Task description: Recast the data from the line with "candle-body bbox=[408, 229, 416, 252]" to the line with "interval-label[interactable]: 4 hours", both included, as a numbered list. Leave out any blank lines.

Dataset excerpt
*-*-*
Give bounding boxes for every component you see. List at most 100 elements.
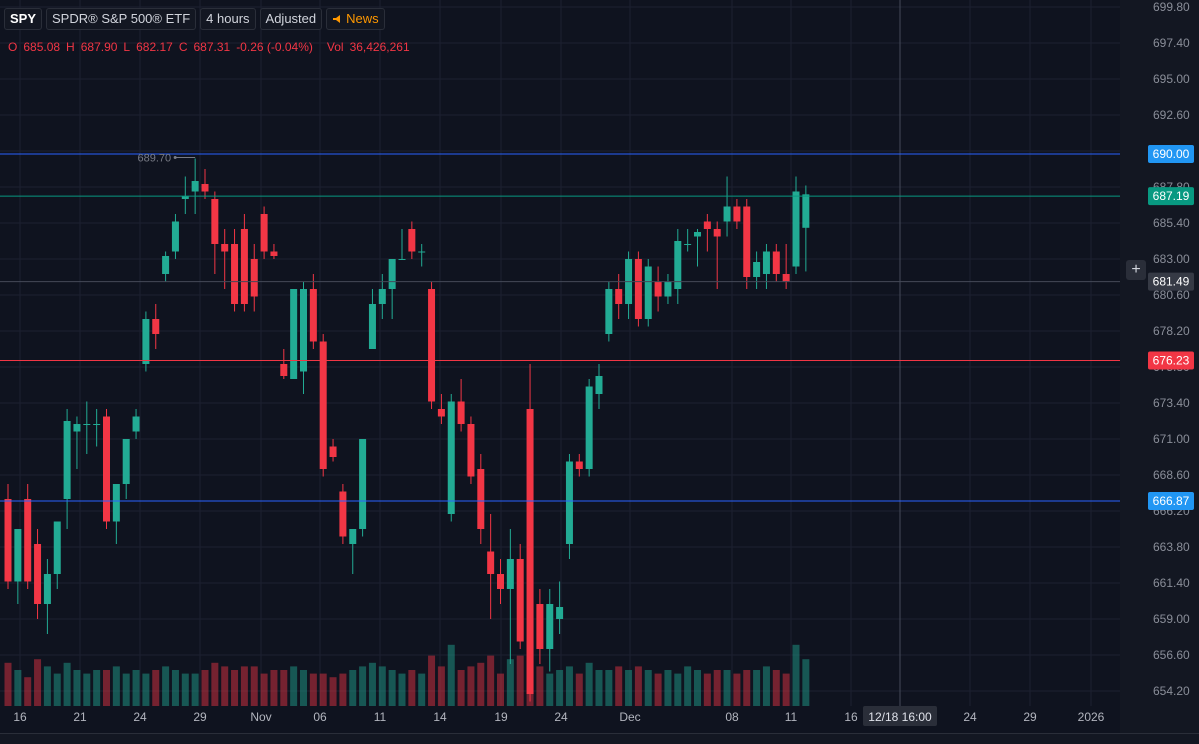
candle-body bbox=[408, 229, 416, 252]
candle-body bbox=[526, 409, 534, 694]
price-tick-label: 697.40 bbox=[1153, 36, 1190, 50]
volume-bar bbox=[664, 670, 672, 706]
candle-body bbox=[112, 484, 120, 522]
candle-body bbox=[43, 574, 51, 604]
interval-label[interactable]: 4 hours bbox=[200, 8, 256, 30]
time-tick-label: 11 bbox=[374, 710, 387, 724]
candle-body bbox=[290, 289, 298, 379]
volume-bar bbox=[211, 662, 219, 706]
candle-body bbox=[467, 424, 475, 477]
volume-bar bbox=[644, 670, 652, 706]
price-tag-label: 681.49 bbox=[1153, 275, 1190, 289]
price-tag-label: 687.19 bbox=[1153, 189, 1190, 203]
volume-bar bbox=[694, 670, 701, 706]
volume-bar bbox=[634, 666, 642, 706]
candle-body bbox=[428, 289, 436, 402]
candle-body bbox=[477, 469, 485, 529]
chart-header: SPY SPDR® S&P 500® ETF 4 hours Adjusted … bbox=[4, 8, 385, 30]
volume-bar bbox=[753, 670, 761, 706]
candle-body bbox=[211, 199, 219, 244]
candle-body bbox=[181, 196, 189, 199]
candle-body bbox=[713, 229, 721, 237]
low-value: 682.17 bbox=[136, 40, 173, 54]
candle-body bbox=[634, 259, 642, 319]
candle-body bbox=[605, 289, 613, 334]
volume-bar bbox=[654, 673, 662, 706]
volume-bar bbox=[339, 673, 347, 706]
crosshair-time-box bbox=[863, 706, 937, 726]
volume-bar bbox=[782, 673, 790, 706]
volume-bar bbox=[477, 662, 485, 706]
volume-bar bbox=[497, 673, 504, 706]
volume-bar bbox=[103, 670, 110, 706]
crosshair-time-label: 12/18 16:00 bbox=[868, 710, 932, 724]
volume-bar bbox=[34, 659, 42, 706]
volume-bar bbox=[221, 666, 229, 706]
bottom-toolbar bbox=[0, 733, 1199, 744]
volume-bar bbox=[762, 666, 770, 706]
candle-body bbox=[162, 256, 170, 274]
volume-bar bbox=[43, 666, 51, 706]
open-label: O bbox=[8, 40, 18, 54]
candle-body bbox=[201, 184, 209, 192]
time-tick-label: 19 bbox=[494, 710, 508, 724]
volume-bar bbox=[418, 673, 426, 706]
candle-body bbox=[122, 439, 130, 484]
price-tick-label: 678.20 bbox=[1153, 324, 1190, 338]
time-tick-label: 24 bbox=[133, 710, 147, 724]
candle-body bbox=[24, 499, 32, 582]
high-label: H bbox=[66, 40, 75, 54]
candle-body bbox=[733, 206, 741, 222]
volume-bar bbox=[428, 655, 436, 706]
candle-body bbox=[674, 241, 682, 289]
volume-bar bbox=[792, 644, 800, 706]
candle-body bbox=[802, 194, 810, 228]
volume-bar bbox=[713, 670, 721, 706]
time-tick-label: Dec bbox=[619, 710, 640, 724]
candle-body bbox=[654, 281, 662, 297]
volume-bar bbox=[388, 670, 396, 706]
add-alert-plus-button[interactable]: + bbox=[1126, 260, 1146, 280]
price-tick-label: 699.80 bbox=[1153, 0, 1190, 14]
candle-body bbox=[63, 421, 71, 499]
adjusted-label[interactable]: Adjusted bbox=[259, 8, 323, 30]
volume-label: Vol bbox=[326, 40, 344, 54]
volume-bar bbox=[359, 666, 367, 706]
volume-bar bbox=[575, 673, 583, 706]
candle-body bbox=[457, 401, 465, 424]
volume-bar bbox=[457, 670, 465, 706]
time-tick-label: 2026 bbox=[1078, 710, 1105, 724]
news-button[interactable]: News bbox=[326, 8, 385, 30]
volume-bar bbox=[733, 673, 741, 706]
volume-bar bbox=[250, 666, 258, 706]
candle-body bbox=[546, 604, 554, 649]
volume-bar bbox=[378, 666, 386, 706]
volume-bar bbox=[546, 673, 554, 706]
candle-body bbox=[171, 221, 179, 252]
price-tick-label: 671.00 bbox=[1153, 432, 1190, 446]
volume-bar bbox=[162, 666, 170, 706]
time-tick-label: 08 bbox=[725, 710, 739, 724]
volume-bar bbox=[487, 655, 495, 706]
volume-bar bbox=[615, 666, 623, 706]
candle-body bbox=[132, 416, 140, 432]
close-value: 687.31 bbox=[193, 40, 231, 54]
candle-body bbox=[231, 244, 239, 304]
symbol-name[interactable]: SPDR® S&P 500® ETF bbox=[46, 8, 197, 30]
volume-bar bbox=[181, 673, 189, 706]
candle-body bbox=[93, 424, 101, 425]
volume-bar bbox=[73, 670, 81, 706]
candle-body bbox=[782, 274, 790, 282]
volume-bar bbox=[674, 673, 682, 706]
candle-body bbox=[615, 289, 623, 304]
volume-bar bbox=[516, 655, 524, 706]
volume-bar bbox=[309, 673, 317, 706]
volume-bar bbox=[122, 673, 130, 706]
price-tick-label: 685.40 bbox=[1153, 216, 1190, 230]
candle-body bbox=[644, 266, 652, 319]
low-label: L bbox=[123, 40, 131, 54]
candle-body bbox=[309, 289, 317, 342]
symbol-label[interactable]: SPY bbox=[4, 8, 43, 30]
candle-body bbox=[753, 262, 761, 277]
*-*-*
Result:
1. candle-body bbox=[408, 229, 416, 252]
2. candle-body bbox=[526, 409, 534, 694]
3. price-tick-label: 697.40 bbox=[1153, 36, 1190, 50]
4. volume-bar bbox=[664, 670, 672, 706]
5. candle-body bbox=[112, 484, 120, 522]
6. candle-body bbox=[43, 574, 51, 604]
7. interval-label[interactable]: 4 hours bbox=[200, 8, 256, 30]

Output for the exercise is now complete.